▶ _Work to complete_
Except for the pictures, reproduce the records word for word.

[Available records — start]

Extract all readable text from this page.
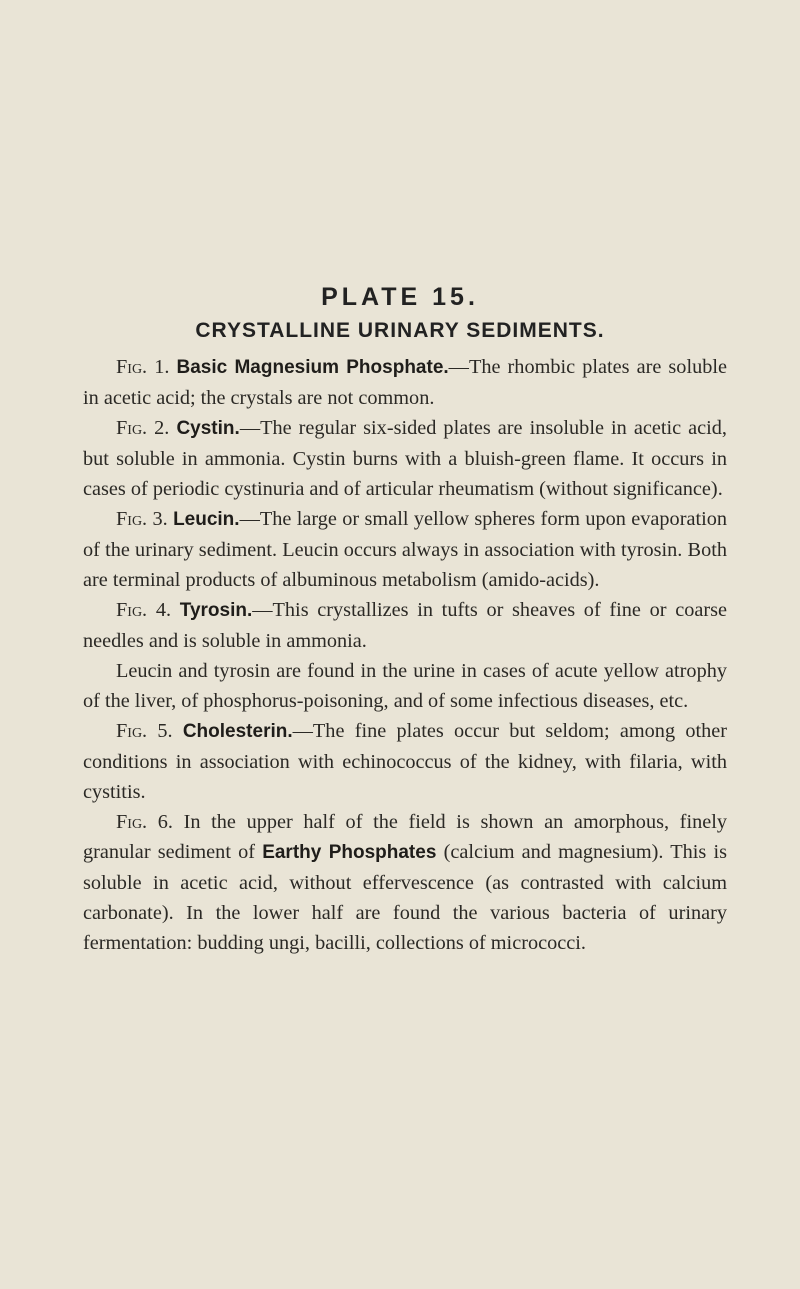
PLATE 15.
CRYSTALLINE URINARY SEDIMENTS.

Fig. 1. Basic Magnesium Phosphate.—The rhombic plates are soluble in acetic acid; the crystals are not common.

Fig. 2. Cystin.—The regular six-sided plates are insoluble in acetic acid, but soluble in ammonia. Cystin burns with a bluish-green flame. It occurs in cases of periodic cystinuria and of articular rheumatism (without significance).

Fig. 3. Leucin.—The large or small yellow spheres form upon evaporation of the urinary sediment. Leucin occurs always in association with tyrosin. Both are terminal products of albuminous metabolism (amido-acids).

Fig. 4. Tyrosin.—This crystallizes in tufts or sheaves of fine or coarse needles and is soluble in ammonia.

Leucin and tyrosin are found in the urine in cases of acute yellow atrophy of the liver, of phosphorus-poisoning, and of some infectious diseases, etc.

Fig. 5. Cholesterin.—The fine plates occur but seldom; among other conditions in association with echinococcus of the kidney, with filaria, with cystitis.

Fig. 6. In the upper half of the field is shown an amorphous, finely granular sediment of Earthy Phosphates (calcium and magnesium). This is soluble in acetic acid, without effervescence (as contrasted with calcium carbonate). In the lower half are found the various bacteria of urinary fermentation: budding ungi, bacilli, collections of micrococci.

[Available records — finish]

▶ _Task solution_
Extract all readable text from this page.
PLATE 15.
CRYSTALLINE URINARY SEDIMENTS.

Fig. 1. Basic Magnesium Phosphate.—The rhombic plates are soluble in acetic acid; the crystals are not common.

Fig. 2. Cystin.—The regular six-sided plates are insoluble in acetic acid, but soluble in ammonia. Cystin burns with a bluish-green flame. It occurs in cases of periodic cystinuria and of articular rheumatism (without significance).

Fig. 3. Leucin.—The large or small yellow spheres form upon evaporation of the urinary sediment. Leucin occurs always in association with tyrosin. Both are terminal products of albuminous metabolism (amido-acids).

Fig. 4. Tyrosin.—This crystallizes in tufts or sheaves of fine or coarse needles and is soluble in ammonia.

Leucin and tyrosin are found in the urine in cases of acute yellow atrophy of the liver, of phosphorus-poisoning, and of some infectious diseases, etc.

Fig. 5. Cholesterin.—The fine plates occur but seldom; among other conditions in association with echinococcus of the kidney, with filaria, with cystitis.

Fig. 6. In the upper half of the field is shown an amorphous, finely granular sediment of Earthy Phosphates (calcium and magnesium). This is soluble in acetic acid, without effervescence (as contrasted with calcium carbonate). In the lower half are found the various bacteria of urinary fermentation: budding ungi, bacilli, collections of micrococci.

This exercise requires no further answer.